WRITTEN TASK A
Please say whether each statement agrees with the Leonard Pagliero text below: (i) he served as a pilot for RAF Transport Command during World War II; (ii) after the war he accepted a position as a Liberal Parliamentary candidate; (iii) he and Pamela Harris bred German Shepherd Dogs in the Forrardon kennel. Answer yes or no for each and quote the deciding words.

TEXT PASSAGE
###
- Born: 22 August 1913 London, England
- Died: 8 August 2008 (aged 94)
- Organization(s): Stationers Association of Great Britain The Kennel Club
- Partner: Winifred Pagliero
- Children: Two sons

= Leonard Pagliero =

English stationer (1913–2008)

Leonard Pagliero OBE (22 August 1913 – 8 August 2008) was Director of the Stationers Association and Chairman of The Kennel Club. During World War II, he served as a pilot for RAF Transport Command. He was also a dog show judge and judged several times at Crufts. He became Master of the Worshipful Company of Glass Sellers, and was given the Freedom of the City of London.

==Early life==
Born to an Italian immigrant, who had moved to England for economic reasons. Leonard decided to fully adopt British nationality rather than Italian.

==Military career==
Leonard was trained as a pilot at the RAF's Empire Flying Training School in South Africa during World War II. He served with Transport Command, and flew supplies to the Norwegian resistance movement in Short Stirling planes. Following the war, he left the RAF and was invited to pursue a political career, being offered a position as a Liberal Parliamentary candidate but declined, instead returning to his trade in stationery.

==The Kennel Club==
He was a founding member of the Ruislip and Northwood Canine Training Society, competing with German Shepherd Dogs using the kennel name of Hastehill. During this he met with Pamela Harris, who he would work with to breed Beagles in the Forrardon kennel. Together they would win Best of Breed five times at Crufts, and Ch. Forrardon Appeline Beeswing became Reserve Best in Show at Crufts in 1965.
###
ENTRIES SUPPLIED
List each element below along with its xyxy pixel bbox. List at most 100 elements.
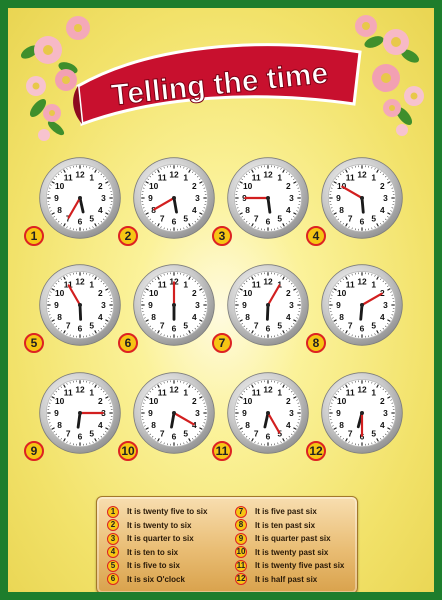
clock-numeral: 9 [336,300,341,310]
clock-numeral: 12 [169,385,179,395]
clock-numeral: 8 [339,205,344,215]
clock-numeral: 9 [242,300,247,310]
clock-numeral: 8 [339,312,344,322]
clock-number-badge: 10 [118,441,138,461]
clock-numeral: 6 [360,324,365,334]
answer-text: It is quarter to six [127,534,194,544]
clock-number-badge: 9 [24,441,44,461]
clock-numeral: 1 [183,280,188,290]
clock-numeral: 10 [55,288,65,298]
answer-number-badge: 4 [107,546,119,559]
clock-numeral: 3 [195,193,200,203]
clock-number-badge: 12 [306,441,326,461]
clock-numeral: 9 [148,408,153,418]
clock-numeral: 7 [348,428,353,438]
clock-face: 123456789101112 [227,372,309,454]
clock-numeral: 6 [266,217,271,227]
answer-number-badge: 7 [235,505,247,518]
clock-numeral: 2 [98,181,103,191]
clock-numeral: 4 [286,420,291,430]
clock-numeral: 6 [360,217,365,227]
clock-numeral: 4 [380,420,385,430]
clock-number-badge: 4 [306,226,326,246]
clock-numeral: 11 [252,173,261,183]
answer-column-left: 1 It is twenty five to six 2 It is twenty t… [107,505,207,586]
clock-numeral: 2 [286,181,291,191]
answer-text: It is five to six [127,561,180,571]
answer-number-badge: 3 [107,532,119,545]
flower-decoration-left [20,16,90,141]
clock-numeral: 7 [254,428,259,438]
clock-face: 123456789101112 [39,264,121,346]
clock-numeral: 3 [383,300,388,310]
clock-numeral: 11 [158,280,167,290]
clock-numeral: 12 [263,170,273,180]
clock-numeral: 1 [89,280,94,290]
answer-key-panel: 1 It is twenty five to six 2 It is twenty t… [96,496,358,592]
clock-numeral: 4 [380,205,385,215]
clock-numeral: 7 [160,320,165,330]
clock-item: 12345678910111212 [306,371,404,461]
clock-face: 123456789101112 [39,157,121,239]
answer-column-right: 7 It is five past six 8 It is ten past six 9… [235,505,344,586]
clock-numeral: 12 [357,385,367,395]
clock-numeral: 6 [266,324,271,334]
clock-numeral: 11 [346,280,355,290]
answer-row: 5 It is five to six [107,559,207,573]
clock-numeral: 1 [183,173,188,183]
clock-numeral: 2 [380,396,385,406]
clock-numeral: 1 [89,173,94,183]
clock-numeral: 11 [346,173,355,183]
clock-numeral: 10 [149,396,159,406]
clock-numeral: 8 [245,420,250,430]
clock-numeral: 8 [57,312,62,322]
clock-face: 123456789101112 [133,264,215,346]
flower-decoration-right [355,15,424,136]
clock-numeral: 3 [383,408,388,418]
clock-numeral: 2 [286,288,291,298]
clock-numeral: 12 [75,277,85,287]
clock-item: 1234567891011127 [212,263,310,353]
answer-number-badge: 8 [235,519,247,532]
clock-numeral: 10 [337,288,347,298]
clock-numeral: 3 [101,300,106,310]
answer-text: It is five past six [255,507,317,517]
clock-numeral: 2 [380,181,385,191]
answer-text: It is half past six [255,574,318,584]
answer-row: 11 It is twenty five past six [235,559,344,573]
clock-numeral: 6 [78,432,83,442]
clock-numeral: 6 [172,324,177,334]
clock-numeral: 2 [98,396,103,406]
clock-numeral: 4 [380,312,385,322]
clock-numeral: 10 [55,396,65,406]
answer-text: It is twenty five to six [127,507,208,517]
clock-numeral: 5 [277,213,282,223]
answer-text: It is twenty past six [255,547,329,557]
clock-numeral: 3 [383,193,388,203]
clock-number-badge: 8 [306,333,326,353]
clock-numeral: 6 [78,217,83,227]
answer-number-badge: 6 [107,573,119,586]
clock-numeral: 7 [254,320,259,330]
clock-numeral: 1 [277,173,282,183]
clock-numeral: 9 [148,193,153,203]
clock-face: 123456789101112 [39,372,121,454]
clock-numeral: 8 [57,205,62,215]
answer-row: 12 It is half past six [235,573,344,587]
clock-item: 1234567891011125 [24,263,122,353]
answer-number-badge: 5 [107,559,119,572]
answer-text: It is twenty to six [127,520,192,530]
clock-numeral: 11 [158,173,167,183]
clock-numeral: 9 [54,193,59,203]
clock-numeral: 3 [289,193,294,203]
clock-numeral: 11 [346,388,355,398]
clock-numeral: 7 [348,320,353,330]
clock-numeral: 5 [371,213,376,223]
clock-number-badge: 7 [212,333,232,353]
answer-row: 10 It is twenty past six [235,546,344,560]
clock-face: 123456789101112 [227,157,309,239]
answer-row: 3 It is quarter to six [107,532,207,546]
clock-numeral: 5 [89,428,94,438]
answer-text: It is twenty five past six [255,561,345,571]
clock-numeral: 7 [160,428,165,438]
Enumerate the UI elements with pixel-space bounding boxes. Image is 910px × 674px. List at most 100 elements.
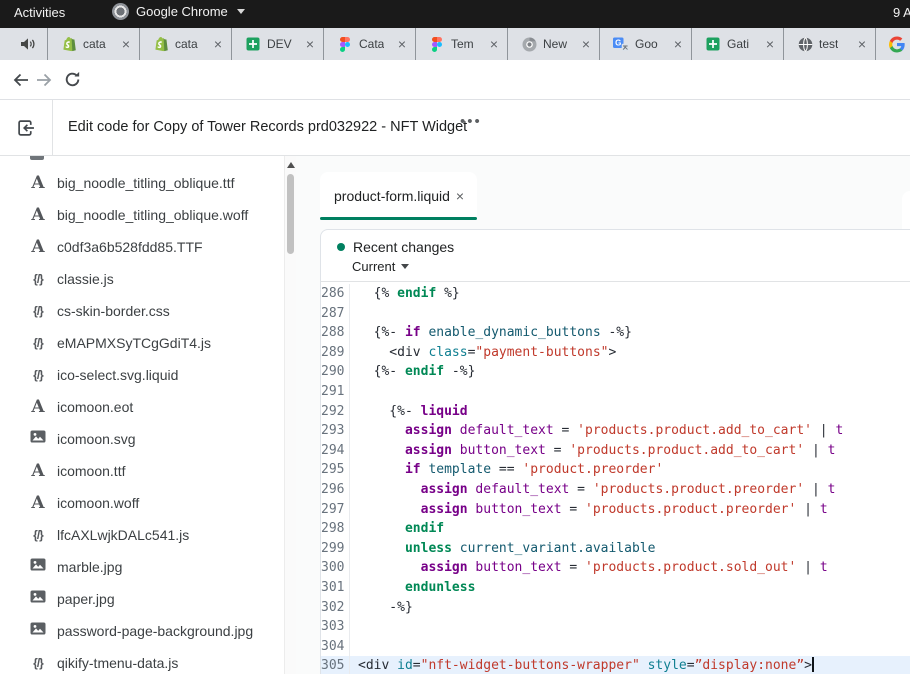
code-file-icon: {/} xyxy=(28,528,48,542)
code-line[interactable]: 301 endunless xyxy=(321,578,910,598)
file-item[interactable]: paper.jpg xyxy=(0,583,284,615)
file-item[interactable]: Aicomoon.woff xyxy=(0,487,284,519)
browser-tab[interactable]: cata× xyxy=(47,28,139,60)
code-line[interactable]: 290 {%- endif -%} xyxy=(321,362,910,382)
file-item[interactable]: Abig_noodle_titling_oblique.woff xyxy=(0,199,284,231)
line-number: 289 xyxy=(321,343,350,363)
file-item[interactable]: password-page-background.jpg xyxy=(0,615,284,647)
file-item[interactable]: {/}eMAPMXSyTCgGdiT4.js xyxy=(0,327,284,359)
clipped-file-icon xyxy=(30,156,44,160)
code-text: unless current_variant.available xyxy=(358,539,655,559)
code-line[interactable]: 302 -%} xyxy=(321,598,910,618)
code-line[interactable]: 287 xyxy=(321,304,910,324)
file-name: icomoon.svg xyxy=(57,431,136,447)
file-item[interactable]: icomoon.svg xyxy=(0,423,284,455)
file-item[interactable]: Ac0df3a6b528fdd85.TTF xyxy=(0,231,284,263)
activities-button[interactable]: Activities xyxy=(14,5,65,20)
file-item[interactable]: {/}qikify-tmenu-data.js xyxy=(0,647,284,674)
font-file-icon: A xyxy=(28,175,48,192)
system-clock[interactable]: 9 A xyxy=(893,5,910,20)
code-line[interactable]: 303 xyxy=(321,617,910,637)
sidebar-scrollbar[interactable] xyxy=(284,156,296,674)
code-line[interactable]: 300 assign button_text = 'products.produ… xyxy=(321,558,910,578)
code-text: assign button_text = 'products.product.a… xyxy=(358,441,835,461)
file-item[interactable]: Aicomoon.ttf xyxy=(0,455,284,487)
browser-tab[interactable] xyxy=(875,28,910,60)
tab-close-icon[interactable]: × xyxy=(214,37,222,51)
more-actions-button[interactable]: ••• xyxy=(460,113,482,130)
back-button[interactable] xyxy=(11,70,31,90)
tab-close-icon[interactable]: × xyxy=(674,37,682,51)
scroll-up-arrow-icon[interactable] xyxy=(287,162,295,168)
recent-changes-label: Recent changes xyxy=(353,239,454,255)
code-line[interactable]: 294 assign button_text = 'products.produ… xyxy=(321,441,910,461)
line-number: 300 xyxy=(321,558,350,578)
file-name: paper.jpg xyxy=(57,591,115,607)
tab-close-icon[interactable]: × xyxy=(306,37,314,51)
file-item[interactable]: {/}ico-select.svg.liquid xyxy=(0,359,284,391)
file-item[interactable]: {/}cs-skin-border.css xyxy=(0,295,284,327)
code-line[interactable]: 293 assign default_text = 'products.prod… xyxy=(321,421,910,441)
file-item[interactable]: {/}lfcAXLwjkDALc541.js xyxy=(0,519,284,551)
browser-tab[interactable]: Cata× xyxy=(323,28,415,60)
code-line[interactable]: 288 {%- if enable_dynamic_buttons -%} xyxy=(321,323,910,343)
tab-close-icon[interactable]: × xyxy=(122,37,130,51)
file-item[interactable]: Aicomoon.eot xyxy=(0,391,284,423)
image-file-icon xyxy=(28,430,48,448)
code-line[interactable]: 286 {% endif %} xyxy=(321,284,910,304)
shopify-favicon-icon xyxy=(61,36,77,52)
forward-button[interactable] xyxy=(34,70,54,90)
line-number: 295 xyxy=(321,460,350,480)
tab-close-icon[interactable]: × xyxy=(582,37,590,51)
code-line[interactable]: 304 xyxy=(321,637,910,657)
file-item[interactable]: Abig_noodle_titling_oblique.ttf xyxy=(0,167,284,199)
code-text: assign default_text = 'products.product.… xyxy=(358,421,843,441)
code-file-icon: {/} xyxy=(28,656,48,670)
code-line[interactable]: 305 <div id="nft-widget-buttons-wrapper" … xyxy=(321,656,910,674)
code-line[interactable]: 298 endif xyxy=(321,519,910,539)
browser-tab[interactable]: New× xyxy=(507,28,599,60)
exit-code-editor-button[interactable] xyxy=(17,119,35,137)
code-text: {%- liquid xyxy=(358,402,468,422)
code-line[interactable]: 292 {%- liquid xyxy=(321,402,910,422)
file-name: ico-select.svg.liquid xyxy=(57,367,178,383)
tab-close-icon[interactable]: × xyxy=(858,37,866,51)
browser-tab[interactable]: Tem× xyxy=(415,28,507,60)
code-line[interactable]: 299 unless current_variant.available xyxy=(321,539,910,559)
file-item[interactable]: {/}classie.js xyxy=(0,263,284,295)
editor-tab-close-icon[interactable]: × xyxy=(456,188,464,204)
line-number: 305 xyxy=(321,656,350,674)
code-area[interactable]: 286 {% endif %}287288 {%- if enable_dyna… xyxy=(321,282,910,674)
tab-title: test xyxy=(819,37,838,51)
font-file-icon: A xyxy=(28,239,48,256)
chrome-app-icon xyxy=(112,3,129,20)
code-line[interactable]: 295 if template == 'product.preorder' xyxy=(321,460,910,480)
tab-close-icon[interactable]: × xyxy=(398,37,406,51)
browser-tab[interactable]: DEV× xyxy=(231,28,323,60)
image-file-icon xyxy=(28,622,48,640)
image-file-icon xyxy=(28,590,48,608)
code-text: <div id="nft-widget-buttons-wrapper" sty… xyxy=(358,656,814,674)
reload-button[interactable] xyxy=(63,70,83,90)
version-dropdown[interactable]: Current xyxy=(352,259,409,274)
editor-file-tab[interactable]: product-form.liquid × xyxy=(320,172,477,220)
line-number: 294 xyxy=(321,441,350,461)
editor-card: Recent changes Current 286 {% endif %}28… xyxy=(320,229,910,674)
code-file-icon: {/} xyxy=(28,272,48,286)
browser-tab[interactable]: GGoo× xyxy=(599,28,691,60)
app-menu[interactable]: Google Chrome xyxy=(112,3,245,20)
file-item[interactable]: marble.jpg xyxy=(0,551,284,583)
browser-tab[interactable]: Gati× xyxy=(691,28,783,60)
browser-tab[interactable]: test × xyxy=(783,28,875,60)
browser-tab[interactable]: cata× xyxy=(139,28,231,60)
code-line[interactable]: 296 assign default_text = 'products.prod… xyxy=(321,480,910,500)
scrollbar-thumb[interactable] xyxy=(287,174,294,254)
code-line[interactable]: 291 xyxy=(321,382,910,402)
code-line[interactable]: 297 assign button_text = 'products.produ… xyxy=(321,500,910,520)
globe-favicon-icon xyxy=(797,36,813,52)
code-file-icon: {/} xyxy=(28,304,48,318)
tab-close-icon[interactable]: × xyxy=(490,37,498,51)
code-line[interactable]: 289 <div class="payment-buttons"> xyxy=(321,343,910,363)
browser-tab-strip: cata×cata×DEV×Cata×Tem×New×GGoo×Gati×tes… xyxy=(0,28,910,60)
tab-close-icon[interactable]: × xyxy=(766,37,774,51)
###
WRITTEN TASK B
In the records, substitute "dial-numeral" for "clock-numeral" in the lines from the one that has "clock-numeral: 9 [336,300,341,310]" through the one that has "clock-numeral: 1 [183,280,188,290]". Give back only those lines, with nothing else changed.

EXERCISE RESULT A
(i) Yes: "During World War II, he served as a pilot for RAF Transport Command."
(ii) No: "being offered a position as a Liberal Parliamentary candidate but declined, instead returning to his trade in stationery"
(iii) No: "who he would work with to breed Beagles in the Forrardon kennel"

EXERCISE RESULT B
dial-numeral: 9 [336,300,341,310]
dial-numeral: 12 [169,385,179,395]
dial-numeral: 8 [339,205,344,215]
dial-numeral: 9 [242,300,247,310]
dial-numeral: 8 [339,312,344,322]
clock-number-badge: 10 [118,441,138,461]
dial-numeral: 6 [360,324,365,334]
answer-text: It is quarter to six [127,534,194,544]
clock-number-badge: 9 [24,441,44,461]
dial-numeral: 1 [183,280,188,290]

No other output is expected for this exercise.